* START Data *
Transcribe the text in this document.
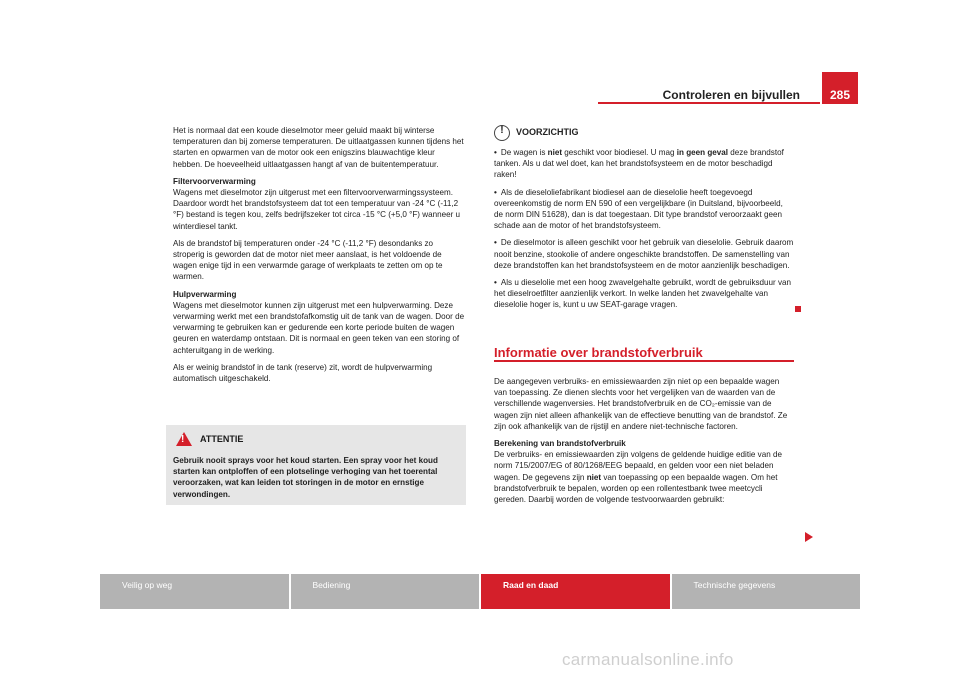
Controleren en bijvullen	285

Het is normaal dat een koude dieselmotor meer geluid maakt bij winterse temperaturen dan bij zomerse temperaturen. De uitlaatgassen kunnen tijdens het starten en opwarmen van de motor ook een enigszins blauwachtige kleur hebben. De hoeveelheid uitlaatgassen hangt af van de buitentemperatuur.

Filtervoorverwarming

Wagens met dieselmotor zijn uitgerust met een filtervoorverwarmingssysteem. Daardoor wordt het brandstofsysteem dat tot een temperatuur van -24 °C (-11,2 °F) bestand is tegen kou, zelfs bedrijfszeker tot circa -15 °C (+5,0 °F) wanneer u winterdiesel tankt.

Als de brandstof bij temperaturen onder -24 °C (-11,2 °F) desondanks zo stroperig is geworden dat de motor niet meer aanslaat, is het voldoende de wagen enige tijd in een verwarmde garage of werkplaats te zetten om op te warmen.

Hulpverwarming

Wagens met dieselmotor kunnen zijn uitgerust met een hulpverwarming. Deze verwarming werkt met een brandstofafkomstig uit de tank van de wagen. Door de verwarming te gebruiken kan er gedurende een korte periode buiten de wagen geuren en waterdamp ontstaan. Dit is normaal en geen teken van een storing of achteruitgang in de werking.

Als er weinig brandstof in de tank (reserve) zit, wordt de hulpverwarming automatisch uitgeschakeld.

!
ATTENTIE
Gebruik nooit sprays voor het koud starten. Een spray voor het koud starten kan ontploffen of een plotselinge verhoging van het toerental veroorzaken, wat kan leiden tot storingen in de motor en ernstige verwondingen.
!
VOORZICHTIG

• De wagen is niet geschikt voor biodiesel. U mag in geen geval deze brandstof tanken. Als u dat wel doet, kan het brandstofsysteem en de motor beschadigd raken!

• Als de dieseloliefabrikant biodiesel aan de dieselolie heeft toegevoegd overeenkomstig de norm EN 590 of een vergelijkbare (in Duitsland, bijvoorbeeld, de norm DIN 51628), dan is dat toegestaan. Dit type brandstof veroorzaakt geen schade aan de motor of het brandstofsysteem.

• De dieselmotor is alleen geschikt voor het gebruik van dieselolie. Gebruik daarom nooit benzine, stookolie of andere ongeschikte brandstoffen. De samenstelling van deze brandstoffen kan het brandstofsysteem en de motor aanzienlijk beschadigen.

• Als u dieselolie met een hoog zwavelgehalte gebruikt, wordt de gebruiksduur van het dieselroetfilter aanzienlijk verkort. In welke landen het zwavelgehalte van dieselolie hoger is, kunt u uw SEAT-garage vragen.

Informatie over brandstofverbruik

De aangegeven verbruiks- en emissiewaarden zijn niet op een bepaalde wagen van toepassing. Ze dienen slechts voor het vergelijken van de waarden van de verschillende wagenversies. Het brandstofverbruik en de CO₂-emissie van de wagen zijn niet alleen afhankelijk van de effectieve benutting van de brandstof. Ze zijn ook afhankelijk van de rijstijl en andere niet-technische factoren.

Berekening van brandstofverbruik

De verbruiks- en emissiewaarden zijn volgens de geldende huidige editie van de norm 715/2007/EG of 80/1268/EEG bepaald, en gelden voor een niet beladen wagen. De gegevens zijn niet van toepassing op een bepaalde wagen. Om het brandstofverbruik te bepalen, worden op een rollentestbank twee meetcycli gereden. Daarbij worden de volgende testvoorwaarden gebruikt:

Veilig op weg	Bediening	Raad en daad	Technische gegevens
carmanualsonline.info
* END Data *
### Problem statement:
Print out every entry above without changing a word, and leave out the pictures.

### Written solution:
Transcribe the text in this document.
Controleren en bijvullen	285

Het is normaal dat een koude dieselmotor meer geluid maakt bij winterse temperaturen dan bij zomerse temperaturen. De uitlaatgassen kunnen tijdens het starten en opwarmen van de motor ook een enigszins blauwachtige kleur hebben. De hoeveelheid uitlaatgassen hangt af van de buitentemperatuur.

Filtervoorverwarming

Wagens met dieselmotor zijn uitgerust met een filtervoorverwarmingssysteem. Daardoor wordt het brandstofsysteem dat tot een temperatuur van -24 °C (-11,2 °F) bestand is tegen kou, zelfs bedrijfszeker tot circa -15 °C (+5,0 °F) wanneer u winterdiesel tankt.

Als de brandstof bij temperaturen onder -24 °C (-11,2 °F) desondanks zo stroperig is geworden dat de motor niet meer aanslaat, is het voldoende de wagen enige tijd in een verwarmde garage of werkplaats te zetten om op te warmen.

Hulpverwarming

Wagens met dieselmotor kunnen zijn uitgerust met een hulpverwarming. Deze verwarming werkt met een brandstofafkomstig uit de tank van de wagen. Door de verwarming te gebruiken kan er gedurende een korte periode buiten de wagen geuren en waterdamp ontstaan. Dit is normaal en geen teken van een storing of achteruitgang in de werking.

Als er weinig brandstof in de tank (reserve) zit, wordt de hulpverwarming automatisch uitgeschakeld.

!
ATTENTIE
Gebruik nooit sprays voor het koud starten. Een spray voor het koud starten kan ontploffen of een plotselinge verhoging van het toerental veroorzaken, wat kan leiden tot storingen in de motor en ernstige verwondingen.
!
VOORZICHTIG

• De wagen is niet geschikt voor biodiesel. U mag in geen geval deze brandstof tanken. Als u dat wel doet, kan het brandstofsysteem en de motor beschadigd raken!

• Als de dieseloliefabrikant biodiesel aan de dieselolie heeft toegevoegd overeenkomstig de norm EN 590 of een vergelijkbare (in Duitsland, bijvoorbeeld, de norm DIN 51628), dan is dat toegestaan. Dit type brandstof veroorzaakt geen schade aan de motor of het brandstofsysteem.

• De dieselmotor is alleen geschikt voor het gebruik van dieselolie. Gebruik daarom nooit benzine, stookolie of andere ongeschikte brandstoffen. De samenstelling van deze brandstoffen kan het brandstofsysteem en de motor aanzienlijk beschadigen.

• Als u dieselolie met een hoog zwavelgehalte gebruikt, wordt de gebruiksduur van het dieselroetfilter aanzienlijk verkort. In welke landen het zwavelgehalte van dieselolie hoger is, kunt u uw SEAT-garage vragen.

Informatie over brandstofverbruik

De aangegeven verbruiks- en emissiewaarden zijn niet op een bepaalde wagen van toepassing. Ze dienen slechts voor het vergelijken van de waarden van de verschillende wagenversies. Het brandstofverbruik en de CO₂-emissie van de wagen zijn niet alleen afhankelijk van de effectieve benutting van de brandstof. Ze zijn ook afhankelijk van de rijstijl en andere niet-technische factoren.

Berekening van brandstofverbruik

De verbruiks- en emissiewaarden zijn volgens de geldende huidige editie van de norm 715/2007/EG of 80/1268/EEG bepaald, en gelden voor een niet beladen wagen. De gegevens zijn niet van toepassing op een bepaalde wagen. Om het brandstofverbruik te bepalen, worden op een rollentestbank twee meetcycli gereden. Daarbij worden de volgende testvoorwaarden gebruikt:

Veilig op weg	Bediening	Raad en daad	Technische gegevens
carmanualsonline.info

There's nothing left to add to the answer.